Data for this task:

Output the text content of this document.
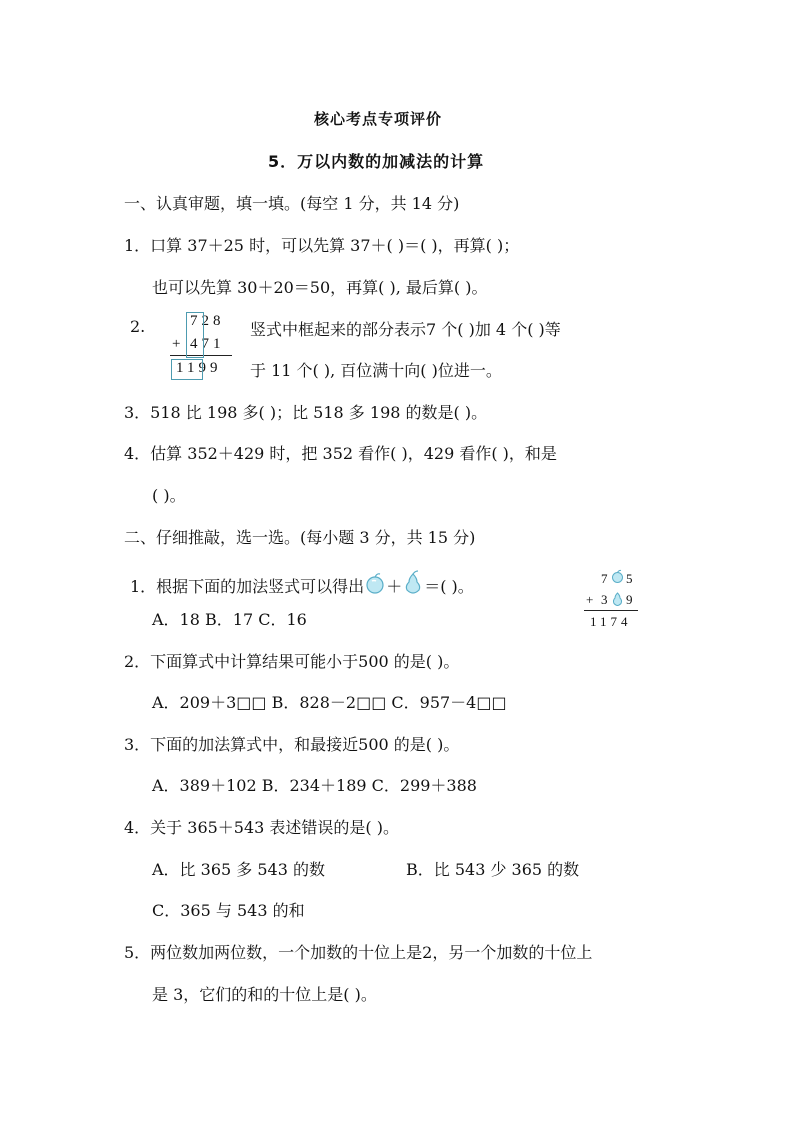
核心考点专项评价
5．万以内数的加减法的计算
一、认真审题，填一填。(每空 1 分，共 14 分)
1．口算 37＋25 时，可以先算 37＋( )＝( )，再算( )；
也可以先算 30＋20＝50，再算( ), 最后算( )。
2.	728
+ 471
1199
竖式中框起来的部分表示7 个( )加 4 个( )等
于 11 个( ), 百位满十向( )位进一。
3．518 比 198 多( )；比 518 多 198 的数是( )。
4．估算 352＋429 时，把 352 看作( )，429 看作( )，和是
( )。
二、仔细推敲，选一选。(每小题 3 分，共 15 分)
1．根据下面的加法竖式可以得出 ＋ ＝( )。	7 5
+ 3 9
1174
A．18 B．17 C．16
2．下面算式中计算结果可能小于500 的是( )。
A．209＋3□□ B．828－2□□ C．957－4□□
3．下面的加法算式中，和最接近500 的是( )。
A．389＋102 B．234＋189 C．299＋388
4．关于 365＋543 表述错误的是( )。
A．比 365 多 543 的数	B．比 543 少 365 的数
C．365 与 543 的和
5．两位数加两位数，一个加数的十位上是2，另一个加数的十位上
是 3，它们的和的十位上是( )。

Given problem: Above are records to transcribe exactly; leave their pictures out.

Correct result:
Output the text content of this document.
核心考点专项评价
5．万以内数的加减法的计算
一、认真审题，填一填。(每空 1 分，共 14 分)
1．口算 37＋25 时，可以先算 37＋( )＝( )，再算( )；
也可以先算 30＋20＝50，再算( ), 最后算( )。
2.	728
+ 471
1199
竖式中框起来的部分表示7 个( )加 4 个( )等
于 11 个( ), 百位满十向( )位进一。
3．518 比 198 多( )；比 518 多 198 的数是( )。
4．估算 352＋429 时，把 352 看作( )，429 看作( )，和是
( )。
二、仔细推敲，选一选。(每小题 3 分，共 15 分)
1．根据下面的加法竖式可以得出 ＋ ＝( )。	7 5
+ 3 9
1174
A．18 B．17 C．16
2．下面算式中计算结果可能小于500 的是( )。
A．209＋3□□ B．828－2□□ C．957－4□□
3．下面的加法算式中，和最接近500 的是( )。
A．389＋102 B．234＋189 C．299＋388
4．关于 365＋543 表述错误的是( )。
A．比 365 多 543 的数	B．比 543 少 365 的数
C．365 与 543 的和
5．两位数加两位数，一个加数的十位上是2，另一个加数的十位上
是 3，它们的和的十位上是( )。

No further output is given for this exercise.